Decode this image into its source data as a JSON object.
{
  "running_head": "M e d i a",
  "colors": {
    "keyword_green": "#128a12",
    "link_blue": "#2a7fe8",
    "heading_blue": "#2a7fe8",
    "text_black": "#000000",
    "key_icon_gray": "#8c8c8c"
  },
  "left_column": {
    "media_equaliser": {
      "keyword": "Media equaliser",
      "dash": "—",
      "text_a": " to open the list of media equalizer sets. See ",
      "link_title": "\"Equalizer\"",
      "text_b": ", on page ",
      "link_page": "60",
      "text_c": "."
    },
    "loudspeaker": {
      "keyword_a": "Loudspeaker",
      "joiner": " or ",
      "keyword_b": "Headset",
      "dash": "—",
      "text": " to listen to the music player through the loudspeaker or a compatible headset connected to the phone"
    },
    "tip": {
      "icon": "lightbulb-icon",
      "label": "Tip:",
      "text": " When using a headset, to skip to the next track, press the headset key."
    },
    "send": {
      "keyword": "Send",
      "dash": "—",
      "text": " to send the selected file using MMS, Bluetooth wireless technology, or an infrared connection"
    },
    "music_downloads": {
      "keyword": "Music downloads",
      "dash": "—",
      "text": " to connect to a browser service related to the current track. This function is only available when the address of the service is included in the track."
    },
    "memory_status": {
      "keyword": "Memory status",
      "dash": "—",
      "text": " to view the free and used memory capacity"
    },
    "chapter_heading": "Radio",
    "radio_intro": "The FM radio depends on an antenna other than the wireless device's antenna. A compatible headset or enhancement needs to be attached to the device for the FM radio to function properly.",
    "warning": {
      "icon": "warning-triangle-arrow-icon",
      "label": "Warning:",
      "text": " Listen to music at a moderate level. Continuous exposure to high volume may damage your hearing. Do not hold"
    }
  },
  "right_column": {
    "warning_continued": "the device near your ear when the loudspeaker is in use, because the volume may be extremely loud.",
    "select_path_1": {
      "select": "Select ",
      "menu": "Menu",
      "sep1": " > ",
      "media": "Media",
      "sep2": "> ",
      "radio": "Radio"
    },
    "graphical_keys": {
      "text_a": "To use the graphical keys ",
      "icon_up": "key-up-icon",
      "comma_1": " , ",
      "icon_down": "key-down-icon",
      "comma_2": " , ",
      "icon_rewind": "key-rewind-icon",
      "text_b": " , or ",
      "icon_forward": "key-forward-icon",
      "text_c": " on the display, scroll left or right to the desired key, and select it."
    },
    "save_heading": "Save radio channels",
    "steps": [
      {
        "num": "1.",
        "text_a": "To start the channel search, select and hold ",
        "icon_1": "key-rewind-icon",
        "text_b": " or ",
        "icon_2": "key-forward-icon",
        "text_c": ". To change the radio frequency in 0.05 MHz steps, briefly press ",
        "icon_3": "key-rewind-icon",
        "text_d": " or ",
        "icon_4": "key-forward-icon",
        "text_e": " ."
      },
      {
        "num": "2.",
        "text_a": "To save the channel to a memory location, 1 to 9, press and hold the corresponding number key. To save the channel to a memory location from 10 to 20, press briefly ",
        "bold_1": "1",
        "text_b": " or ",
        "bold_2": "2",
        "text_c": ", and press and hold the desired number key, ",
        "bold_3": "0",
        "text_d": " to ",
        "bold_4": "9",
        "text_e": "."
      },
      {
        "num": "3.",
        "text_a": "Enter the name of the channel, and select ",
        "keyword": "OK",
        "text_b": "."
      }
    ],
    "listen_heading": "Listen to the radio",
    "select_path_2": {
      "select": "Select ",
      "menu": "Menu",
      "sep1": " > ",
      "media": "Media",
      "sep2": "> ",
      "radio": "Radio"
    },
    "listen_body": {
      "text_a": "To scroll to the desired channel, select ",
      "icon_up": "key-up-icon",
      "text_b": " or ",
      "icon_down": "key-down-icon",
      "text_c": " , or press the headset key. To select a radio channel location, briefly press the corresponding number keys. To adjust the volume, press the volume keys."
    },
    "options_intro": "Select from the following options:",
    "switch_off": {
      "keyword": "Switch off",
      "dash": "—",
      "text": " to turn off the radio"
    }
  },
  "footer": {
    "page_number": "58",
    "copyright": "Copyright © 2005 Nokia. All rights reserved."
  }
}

■ Work to be completed ■
Each line of the material above must be retyped precisely.

■ Worked solution ■
Decode this image into its source data as a JSON object.
{
  "running_head": "M e d i a",
  "colors": {
    "keyword_green": "#128a12",
    "link_blue": "#2a7fe8",
    "heading_blue": "#2a7fe8",
    "text_black": "#000000",
    "key_icon_gray": "#8c8c8c"
  },
  "left_column": {
    "media_equaliser": {
      "keyword": "Media equaliser",
      "dash": "—",
      "text_a": " to open the list of media equalizer sets. See ",
      "link_title": "\"Equalizer\"",
      "text_b": ", on page ",
      "link_page": "60",
      "text_c": "."
    },
    "loudspeaker": {
      "keyword_a": "Loudspeaker",
      "joiner": " or ",
      "keyword_b": "Headset",
      "dash": "—",
      "text": " to listen to the music player through the loudspeaker or a compatible headset connected to the phone"
    },
    "tip": {
      "icon": "lightbulb-icon",
      "label": "Tip:",
      "text": " When using a headset, to skip to the next track, press the headset key."
    },
    "send": {
      "keyword": "Send",
      "dash": "—",
      "text": " to send the selected file using MMS, Bluetooth wireless technology, or an infrared connection"
    },
    "music_downloads": {
      "keyword": "Music downloads",
      "dash": "—",
      "text": " to connect to a browser service related to the current track. This function is only available when the address of the service is included in the track."
    },
    "memory_status": {
      "keyword": "Memory status",
      "dash": "—",
      "text": " to view the free and used memory capacity"
    },
    "chapter_heading": "Radio",
    "radio_intro": "The FM radio depends on an antenna other than the wireless device's antenna. A compatible headset or enhancement needs to be attached to the device for the FM radio to function properly.",
    "warning": {
      "icon": "warning-triangle-arrow-icon",
      "label": "Warning:",
      "text": " Listen to music at a moderate level. Continuous exposure to high volume may damage your hearing. Do not hold"
    }
  },
  "right_column": {
    "warning_continued": "the device near your ear when the loudspeaker is in use, because the volume may be extremely loud.",
    "select_path_1": {
      "select": "Select ",
      "menu": "Menu",
      "sep1": " > ",
      "media": "Media",
      "sep2": "> ",
      "radio": "Radio"
    },
    "graphical_keys": {
      "text_a": "To use the graphical keys ",
      "icon_up": "key-up-icon",
      "comma_1": " , ",
      "icon_down": "key-down-icon",
      "comma_2": " , ",
      "icon_rewind": "key-rewind-icon",
      "text_b": " , or ",
      "icon_forward": "key-forward-icon",
      "text_c": " on the display, scroll left or right to the desired key, and select it."
    },
    "save_heading": "Save radio channels",
    "steps": [
      {
        "num": "1.",
        "text_a": "To start the channel search, select and hold ",
        "icon_1": "key-rewind-icon",
        "text_b": " or ",
        "icon_2": "key-forward-icon",
        "text_c": ". To change the radio frequency in 0.05 MHz steps, briefly press ",
        "icon_3": "key-rewind-icon",
        "text_d": " or ",
        "icon_4": "key-forward-icon",
        "text_e": " ."
      },
      {
        "num": "2.",
        "text_a": "To save the channel to a memory location, 1 to 9, press and hold the corresponding number key. To save the channel to a memory location from 10 to 20, press briefly ",
        "bold_1": "1",
        "text_b": " or ",
        "bold_2": "2",
        "text_c": ", and press and hold the desired number key, ",
        "bold_3": "0",
        "text_d": " to ",
        "bold_4": "9",
        "text_e": "."
      },
      {
        "num": "3.",
        "text_a": "Enter the name of the channel, and select ",
        "keyword": "OK",
        "text_b": "."
      }
    ],
    "listen_heading": "Listen to the radio",
    "select_path_2": {
      "select": "Select ",
      "menu": "Menu",
      "sep1": " > ",
      "media": "Media",
      "sep2": "> ",
      "radio": "Radio"
    },
    "listen_body": {
      "text_a": "To scroll to the desired channel, select ",
      "icon_up": "key-up-icon",
      "text_b": " or ",
      "icon_down": "key-down-icon",
      "text_c": " , or press the headset key. To select a radio channel location, briefly press the corresponding number keys. To adjust the volume, press the volume keys."
    },
    "options_intro": "Select from the following options:",
    "switch_off": {
      "keyword": "Switch off",
      "dash": "—",
      "text": " to turn off the radio"
    }
  },
  "footer": {
    "page_number": "58",
    "copyright": "Copyright © 2005 Nokia. All rights reserved."
  }
}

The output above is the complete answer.